- **Requirements**: Return all the data, word for word.

- **Record extracts**:
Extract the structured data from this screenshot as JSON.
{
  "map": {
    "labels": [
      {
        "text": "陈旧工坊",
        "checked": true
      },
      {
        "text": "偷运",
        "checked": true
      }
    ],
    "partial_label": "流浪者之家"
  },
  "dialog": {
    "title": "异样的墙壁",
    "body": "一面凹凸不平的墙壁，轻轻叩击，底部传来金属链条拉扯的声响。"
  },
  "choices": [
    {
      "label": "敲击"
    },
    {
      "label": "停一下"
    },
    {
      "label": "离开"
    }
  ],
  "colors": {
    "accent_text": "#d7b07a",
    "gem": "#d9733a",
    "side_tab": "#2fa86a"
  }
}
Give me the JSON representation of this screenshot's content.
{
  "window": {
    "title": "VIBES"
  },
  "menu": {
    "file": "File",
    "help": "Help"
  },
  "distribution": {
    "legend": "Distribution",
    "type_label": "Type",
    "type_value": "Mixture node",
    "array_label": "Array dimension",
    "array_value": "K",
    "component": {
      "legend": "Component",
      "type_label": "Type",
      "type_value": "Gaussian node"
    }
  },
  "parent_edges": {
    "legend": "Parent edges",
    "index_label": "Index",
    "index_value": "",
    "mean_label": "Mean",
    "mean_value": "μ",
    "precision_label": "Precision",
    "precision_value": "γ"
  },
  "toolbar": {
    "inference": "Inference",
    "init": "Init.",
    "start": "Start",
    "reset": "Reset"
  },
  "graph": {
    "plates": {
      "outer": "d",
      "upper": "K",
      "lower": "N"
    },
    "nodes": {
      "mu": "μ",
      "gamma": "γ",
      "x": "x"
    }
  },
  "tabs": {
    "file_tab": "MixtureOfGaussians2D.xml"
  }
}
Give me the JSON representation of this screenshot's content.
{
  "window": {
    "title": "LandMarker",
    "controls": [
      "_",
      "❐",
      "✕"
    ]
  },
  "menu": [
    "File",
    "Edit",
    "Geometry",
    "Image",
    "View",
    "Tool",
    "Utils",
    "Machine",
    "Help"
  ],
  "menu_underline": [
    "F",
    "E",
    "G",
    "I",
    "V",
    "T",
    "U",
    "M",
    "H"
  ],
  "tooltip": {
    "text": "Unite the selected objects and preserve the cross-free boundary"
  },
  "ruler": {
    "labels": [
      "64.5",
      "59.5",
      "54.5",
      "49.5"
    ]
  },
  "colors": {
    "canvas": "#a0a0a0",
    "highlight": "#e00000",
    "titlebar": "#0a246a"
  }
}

- **Exercise response**:
Extract the structured data from this screenshot as JSON.
{
  "map": {
    "labels": [
      {
        "text": "陈旧工坊",
        "checked": true
      },
      {
        "text": "偷运",
        "checked": true
      }
    ],
    "partial_label": "流浪者之家"
  },
  "dialog": {
    "title": "异样的墙壁",
    "body": "一面凹凸不平的墙壁，轻轻叩击，底部传来金属链条拉扯的声响。"
  },
  "choices": [
    {
      "label": "敲击"
    },
    {
      "label": "停一下"
    },
    {
      "label": "离开"
    }
  ],
  "colors": {
    "accent_text": "#d7b07a",
    "gem": "#d9733a",
    "side_tab": "#2fa86a"
  }
}
Give me the JSON representation of this screenshot's content.
{
  "window": {
    "title": "VIBES"
  },
  "menu": {
    "file": "File",
    "help": "Help"
  },
  "distribution": {
    "legend": "Distribution",
    "type_label": "Type",
    "type_value": "Mixture node",
    "array_label": "Array dimension",
    "array_value": "K",
    "component": {
      "legend": "Component",
      "type_label": "Type",
      "type_value": "Gaussian node"
    }
  },
  "parent_edges": {
    "legend": "Parent edges",
    "index_label": "Index",
    "index_value": "",
    "mean_label": "Mean",
    "mean_value": "μ",
    "precision_label": "Precision",
    "precision_value": "γ"
  },
  "toolbar": {
    "inference": "Inference",
    "init": "Init.",
    "start": "Start",
    "reset": "Reset"
  },
  "graph": {
    "plates": {
      "outer": "d",
      "upper": "K",
      "lower": "N"
    },
    "nodes": {
      "mu": "μ",
      "gamma": "γ",
      "x": "x"
    }
  },
  "tabs": {
    "file_tab": "MixtureOfGaussians2D.xml"
  }
}
Give me the JSON representation of this screenshot's content.
{
  "window": {
    "title": "LandMarker",
    "controls": [
      "_",
      "❐",
      "✕"
    ]
  },
  "menu": [
    "File",
    "Edit",
    "Geometry",
    "Image",
    "View",
    "Tool",
    "Utils",
    "Machine",
    "Help"
  ],
  "menu_underline": [
    "F",
    "E",
    "G",
    "I",
    "V",
    "T",
    "U",
    "M",
    "H"
  ],
  "tooltip": {
    "text": "Unite the selected objects and preserve the cross-free boundary"
  },
  "ruler": {
    "labels": [
      "64.5",
      "59.5",
      "54.5",
      "49.5"
    ]
  },
  "colors": {
    "canvas": "#a0a0a0",
    "highlight": "#e00000",
    "titlebar": "#0a246a"
  }
}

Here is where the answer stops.